(Chart and figure data)
"""

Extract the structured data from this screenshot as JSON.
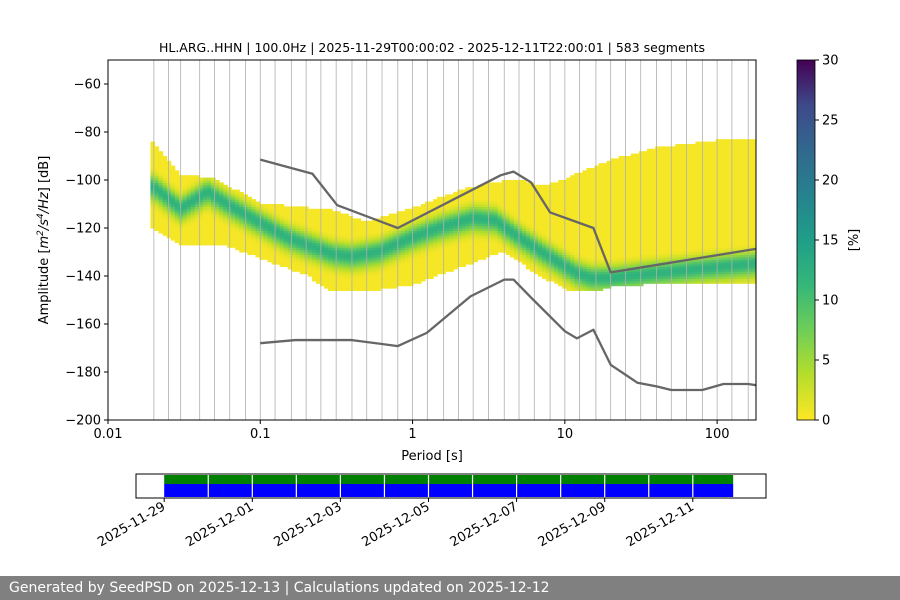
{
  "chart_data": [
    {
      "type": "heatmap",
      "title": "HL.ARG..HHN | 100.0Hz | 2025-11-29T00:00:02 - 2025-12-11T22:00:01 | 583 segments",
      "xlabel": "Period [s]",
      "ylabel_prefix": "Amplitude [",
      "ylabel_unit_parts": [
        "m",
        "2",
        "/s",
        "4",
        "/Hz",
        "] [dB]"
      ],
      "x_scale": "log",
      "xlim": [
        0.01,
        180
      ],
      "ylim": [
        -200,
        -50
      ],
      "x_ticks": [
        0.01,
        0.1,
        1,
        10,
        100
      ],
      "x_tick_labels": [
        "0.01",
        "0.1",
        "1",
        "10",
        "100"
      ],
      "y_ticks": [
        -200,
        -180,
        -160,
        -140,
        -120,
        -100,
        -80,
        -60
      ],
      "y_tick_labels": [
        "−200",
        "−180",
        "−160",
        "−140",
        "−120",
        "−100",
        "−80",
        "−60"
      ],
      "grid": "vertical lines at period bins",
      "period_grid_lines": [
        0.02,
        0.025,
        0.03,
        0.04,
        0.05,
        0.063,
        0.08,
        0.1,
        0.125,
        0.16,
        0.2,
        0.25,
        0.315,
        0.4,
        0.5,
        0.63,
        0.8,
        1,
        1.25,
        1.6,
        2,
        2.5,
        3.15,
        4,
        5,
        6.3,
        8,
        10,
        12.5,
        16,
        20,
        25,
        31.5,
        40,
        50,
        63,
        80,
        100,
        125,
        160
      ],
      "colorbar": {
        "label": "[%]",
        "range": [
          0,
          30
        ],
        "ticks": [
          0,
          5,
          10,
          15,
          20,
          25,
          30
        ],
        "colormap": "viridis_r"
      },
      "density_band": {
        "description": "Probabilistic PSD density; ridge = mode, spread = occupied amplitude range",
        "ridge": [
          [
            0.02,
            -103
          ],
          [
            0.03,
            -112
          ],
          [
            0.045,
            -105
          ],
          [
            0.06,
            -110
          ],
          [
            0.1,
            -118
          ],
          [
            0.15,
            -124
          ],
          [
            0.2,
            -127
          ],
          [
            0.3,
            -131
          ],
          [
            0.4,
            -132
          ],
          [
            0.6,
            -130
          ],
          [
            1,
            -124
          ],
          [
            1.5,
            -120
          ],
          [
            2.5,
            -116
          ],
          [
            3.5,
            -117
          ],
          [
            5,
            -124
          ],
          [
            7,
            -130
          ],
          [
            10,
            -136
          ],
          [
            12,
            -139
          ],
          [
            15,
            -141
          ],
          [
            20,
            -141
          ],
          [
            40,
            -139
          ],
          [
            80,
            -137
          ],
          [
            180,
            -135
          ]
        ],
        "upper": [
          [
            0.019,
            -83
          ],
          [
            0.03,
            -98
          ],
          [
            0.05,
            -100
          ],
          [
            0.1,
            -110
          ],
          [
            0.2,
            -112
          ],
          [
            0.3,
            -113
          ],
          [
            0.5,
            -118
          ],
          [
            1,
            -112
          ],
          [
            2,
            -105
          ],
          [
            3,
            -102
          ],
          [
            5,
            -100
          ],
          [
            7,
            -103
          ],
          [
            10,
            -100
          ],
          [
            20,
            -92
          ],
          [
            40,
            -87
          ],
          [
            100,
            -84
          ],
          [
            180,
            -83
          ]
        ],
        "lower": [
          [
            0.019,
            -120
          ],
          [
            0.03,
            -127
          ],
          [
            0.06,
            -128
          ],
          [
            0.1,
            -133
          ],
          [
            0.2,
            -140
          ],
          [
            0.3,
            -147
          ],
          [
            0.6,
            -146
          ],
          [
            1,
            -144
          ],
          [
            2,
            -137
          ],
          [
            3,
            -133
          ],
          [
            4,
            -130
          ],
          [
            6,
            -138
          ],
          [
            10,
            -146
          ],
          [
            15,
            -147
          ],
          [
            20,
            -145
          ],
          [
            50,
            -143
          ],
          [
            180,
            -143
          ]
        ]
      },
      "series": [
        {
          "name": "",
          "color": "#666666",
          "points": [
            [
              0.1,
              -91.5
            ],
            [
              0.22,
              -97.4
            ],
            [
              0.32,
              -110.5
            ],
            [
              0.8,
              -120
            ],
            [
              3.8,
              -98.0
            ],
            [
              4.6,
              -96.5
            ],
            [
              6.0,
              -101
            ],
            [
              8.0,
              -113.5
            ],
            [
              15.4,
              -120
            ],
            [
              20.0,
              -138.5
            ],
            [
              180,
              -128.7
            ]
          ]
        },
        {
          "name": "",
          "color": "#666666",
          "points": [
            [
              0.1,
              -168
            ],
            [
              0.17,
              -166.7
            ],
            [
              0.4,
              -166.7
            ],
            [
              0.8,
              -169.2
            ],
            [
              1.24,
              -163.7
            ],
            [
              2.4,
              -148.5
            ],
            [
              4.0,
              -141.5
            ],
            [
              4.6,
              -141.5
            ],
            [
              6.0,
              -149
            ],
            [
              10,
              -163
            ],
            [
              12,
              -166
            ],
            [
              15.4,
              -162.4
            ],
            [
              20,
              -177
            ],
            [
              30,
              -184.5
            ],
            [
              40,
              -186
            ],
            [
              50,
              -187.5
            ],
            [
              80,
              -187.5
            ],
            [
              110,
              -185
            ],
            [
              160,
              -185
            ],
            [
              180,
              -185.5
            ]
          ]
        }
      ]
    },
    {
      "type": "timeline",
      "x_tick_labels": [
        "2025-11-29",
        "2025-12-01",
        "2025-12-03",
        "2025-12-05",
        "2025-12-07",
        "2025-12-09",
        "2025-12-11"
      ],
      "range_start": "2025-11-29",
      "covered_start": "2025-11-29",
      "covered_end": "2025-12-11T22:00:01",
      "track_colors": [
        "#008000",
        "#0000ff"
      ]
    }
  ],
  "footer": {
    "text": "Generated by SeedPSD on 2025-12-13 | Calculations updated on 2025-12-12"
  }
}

"""

Short task ▸ Your copy should repeat each entry above exactly but contain no pictures.

Answer for this exercise ▸
Extract the structured data from this screenshot as JSON.
{
  "chart_data": [
    {
      "type": "heatmap",
      "title": "HL.ARG..HHN | 100.0Hz | 2025-11-29T00:00:02 - 2025-12-11T22:00:01 | 583 segments",
      "xlabel": "Period [s]",
      "ylabel_prefix": "Amplitude [",
      "ylabel_unit_parts": [
        "m",
        "2",
        "/s",
        "4",
        "/Hz",
        "] [dB]"
      ],
      "x_scale": "log",
      "xlim": [
        0.01,
        180
      ],
      "ylim": [
        -200,
        -50
      ],
      "x_ticks": [
        0.01,
        0.1,
        1,
        10,
        100
      ],
      "x_tick_labels": [
        "0.01",
        "0.1",
        "1",
        "10",
        "100"
      ],
      "y_ticks": [
        -200,
        -180,
        -160,
        -140,
        -120,
        -100,
        -80,
        -60
      ],
      "y_tick_labels": [
        "−200",
        "−180",
        "−160",
        "−140",
        "−120",
        "−100",
        "−80",
        "−60"
      ],
      "grid": "vertical lines at period bins",
      "period_grid_lines": [
        0.02,
        0.025,
        0.03,
        0.04,
        0.05,
        0.063,
        0.08,
        0.1,
        0.125,
        0.16,
        0.2,
        0.25,
        0.315,
        0.4,
        0.5,
        0.63,
        0.8,
        1,
        1.25,
        1.6,
        2,
        2.5,
        3.15,
        4,
        5,
        6.3,
        8,
        10,
        12.5,
        16,
        20,
        25,
        31.5,
        40,
        50,
        63,
        80,
        100,
        125,
        160
      ],
      "colorbar": {
        "label": "[%]",
        "range": [
          0,
          30
        ],
        "ticks": [
          0,
          5,
          10,
          15,
          20,
          25,
          30
        ],
        "colormap": "viridis_r"
      },
      "density_band": {
        "description": "Probabilistic PSD density; ridge = mode, spread = occupied amplitude range",
        "ridge": [
          [
            0.02,
            -103
          ],
          [
            0.03,
            -112
          ],
          [
            0.045,
            -105
          ],
          [
            0.06,
            -110
          ],
          [
            0.1,
            -118
          ],
          [
            0.15,
            -124
          ],
          [
            0.2,
            -127
          ],
          [
            0.3,
            -131
          ],
          [
            0.4,
            -132
          ],
          [
            0.6,
            -130
          ],
          [
            1,
            -124
          ],
          [
            1.5,
            -120
          ],
          [
            2.5,
            -116
          ],
          [
            3.5,
            -117
          ],
          [
            5,
            -124
          ],
          [
            7,
            -130
          ],
          [
            10,
            -136
          ],
          [
            12,
            -139
          ],
          [
            15,
            -141
          ],
          [
            20,
            -141
          ],
          [
            40,
            -139
          ],
          [
            80,
            -137
          ],
          [
            180,
            -135
          ]
        ],
        "upper": [
          [
            0.019,
            -83
          ],
          [
            0.03,
            -98
          ],
          [
            0.05,
            -100
          ],
          [
            0.1,
            -110
          ],
          [
            0.2,
            -112
          ],
          [
            0.3,
            -113
          ],
          [
            0.5,
            -118
          ],
          [
            1,
            -112
          ],
          [
            2,
            -105
          ],
          [
            3,
            -102
          ],
          [
            5,
            -100
          ],
          [
            7,
            -103
          ],
          [
            10,
            -100
          ],
          [
            20,
            -92
          ],
          [
            40,
            -87
          ],
          [
            100,
            -84
          ],
          [
            180,
            -83
          ]
        ],
        "lower": [
          [
            0.019,
            -120
          ],
          [
            0.03,
            -127
          ],
          [
            0.06,
            -128
          ],
          [
            0.1,
            -133
          ],
          [
            0.2,
            -140
          ],
          [
            0.3,
            -147
          ],
          [
            0.6,
            -146
          ],
          [
            1,
            -144
          ],
          [
            2,
            -137
          ],
          [
            3,
            -133
          ],
          [
            4,
            -130
          ],
          [
            6,
            -138
          ],
          [
            10,
            -146
          ],
          [
            15,
            -147
          ],
          [
            20,
            -145
          ],
          [
            50,
            -143
          ],
          [
            180,
            -143
          ]
        ]
      },
      "series": [
        {
          "name": "",
          "color": "#666666",
          "points": [
            [
              0.1,
              -91.5
            ],
            [
              0.22,
              -97.4
            ],
            [
              0.32,
              -110.5
            ],
            [
              0.8,
              -120
            ],
            [
              3.8,
              -98.0
            ],
            [
              4.6,
              -96.5
            ],
            [
              6.0,
              -101
            ],
            [
              8.0,
              -113.5
            ],
            [
              15.4,
              -120
            ],
            [
              20.0,
              -138.5
            ],
            [
              180,
              -128.7
            ]
          ]
        },
        {
          "name": "",
          "color": "#666666",
          "points": [
            [
              0.1,
              -168
            ],
            [
              0.17,
              -166.7
            ],
            [
              0.4,
              -166.7
            ],
            [
              0.8,
              -169.2
            ],
            [
              1.24,
              -163.7
            ],
            [
              2.4,
              -148.5
            ],
            [
              4.0,
              -141.5
            ],
            [
              4.6,
              -141.5
            ],
            [
              6.0,
              -149
            ],
            [
              10,
              -163
            ],
            [
              12,
              -166
            ],
            [
              15.4,
              -162.4
            ],
            [
              20,
              -177
            ],
            [
              30,
              -184.5
            ],
            [
              40,
              -186
            ],
            [
              50,
              -187.5
            ],
            [
              80,
              -187.5
            ],
            [
              110,
              -185
            ],
            [
              160,
              -185
            ],
            [
              180,
              -185.5
            ]
          ]
        }
      ]
    },
    {
      "type": "timeline",
      "x_tick_labels": [
        "2025-11-29",
        "2025-12-01",
        "2025-12-03",
        "2025-12-05",
        "2025-12-07",
        "2025-12-09",
        "2025-12-11"
      ],
      "range_start": "2025-11-29",
      "covered_start": "2025-11-29",
      "covered_end": "2025-12-11T22:00:01",
      "track_colors": [
        "#008000",
        "#0000ff"
      ]
    }
  ],
  "footer": {
    "text": "Generated by SeedPSD on 2025-12-13 | Calculations updated on 2025-12-12"
  }
}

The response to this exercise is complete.